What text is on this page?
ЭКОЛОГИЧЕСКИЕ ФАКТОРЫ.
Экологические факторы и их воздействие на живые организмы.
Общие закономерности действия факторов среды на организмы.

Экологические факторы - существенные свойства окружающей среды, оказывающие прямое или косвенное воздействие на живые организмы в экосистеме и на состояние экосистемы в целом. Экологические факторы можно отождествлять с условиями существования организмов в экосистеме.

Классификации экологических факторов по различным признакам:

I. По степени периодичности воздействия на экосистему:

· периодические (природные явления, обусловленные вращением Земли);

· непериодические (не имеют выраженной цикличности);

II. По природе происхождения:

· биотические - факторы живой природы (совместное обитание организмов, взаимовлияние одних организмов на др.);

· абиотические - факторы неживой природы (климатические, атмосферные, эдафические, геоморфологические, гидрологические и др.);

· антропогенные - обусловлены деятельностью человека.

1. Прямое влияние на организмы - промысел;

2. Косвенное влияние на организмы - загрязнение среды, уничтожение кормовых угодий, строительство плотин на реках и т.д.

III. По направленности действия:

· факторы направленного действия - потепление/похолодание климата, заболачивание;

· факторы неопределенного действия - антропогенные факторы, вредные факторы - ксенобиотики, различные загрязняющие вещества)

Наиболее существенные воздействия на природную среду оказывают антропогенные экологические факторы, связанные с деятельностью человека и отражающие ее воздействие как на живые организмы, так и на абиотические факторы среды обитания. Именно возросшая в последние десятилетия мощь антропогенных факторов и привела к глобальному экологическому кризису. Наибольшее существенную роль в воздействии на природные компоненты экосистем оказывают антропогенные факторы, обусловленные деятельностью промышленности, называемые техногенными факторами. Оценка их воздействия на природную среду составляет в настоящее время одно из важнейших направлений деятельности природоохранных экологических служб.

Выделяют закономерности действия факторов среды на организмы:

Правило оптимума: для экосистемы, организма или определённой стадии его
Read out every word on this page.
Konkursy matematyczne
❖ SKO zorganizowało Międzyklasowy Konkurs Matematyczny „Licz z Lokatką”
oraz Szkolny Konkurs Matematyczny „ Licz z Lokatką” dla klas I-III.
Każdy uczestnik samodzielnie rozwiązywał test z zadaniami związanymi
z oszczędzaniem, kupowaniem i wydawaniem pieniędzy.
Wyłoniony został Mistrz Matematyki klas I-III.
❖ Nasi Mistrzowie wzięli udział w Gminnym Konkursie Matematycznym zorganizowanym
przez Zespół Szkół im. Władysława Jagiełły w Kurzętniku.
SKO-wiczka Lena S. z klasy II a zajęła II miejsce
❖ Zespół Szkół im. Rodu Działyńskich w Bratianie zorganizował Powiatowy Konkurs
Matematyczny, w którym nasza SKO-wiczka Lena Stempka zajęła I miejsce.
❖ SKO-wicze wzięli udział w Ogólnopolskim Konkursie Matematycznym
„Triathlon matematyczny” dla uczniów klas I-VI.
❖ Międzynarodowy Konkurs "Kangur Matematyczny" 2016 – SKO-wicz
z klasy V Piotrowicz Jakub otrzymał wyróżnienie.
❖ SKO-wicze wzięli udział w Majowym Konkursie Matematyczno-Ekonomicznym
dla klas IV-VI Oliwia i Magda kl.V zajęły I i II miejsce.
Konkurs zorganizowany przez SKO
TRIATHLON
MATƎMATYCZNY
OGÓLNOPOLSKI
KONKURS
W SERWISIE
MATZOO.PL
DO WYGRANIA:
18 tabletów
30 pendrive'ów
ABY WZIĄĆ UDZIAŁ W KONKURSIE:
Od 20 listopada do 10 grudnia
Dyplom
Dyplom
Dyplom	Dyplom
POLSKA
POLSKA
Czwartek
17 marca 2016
☆ ☆ ☆ ☆
> _AIM_: Copy every line that includes the string "закономерности" from the material above.

> _EXPECTED ANSWER_:
Общие закономерности действия факторов среды на организмы.
Выделяют закономерности действия факторов среды на организмы:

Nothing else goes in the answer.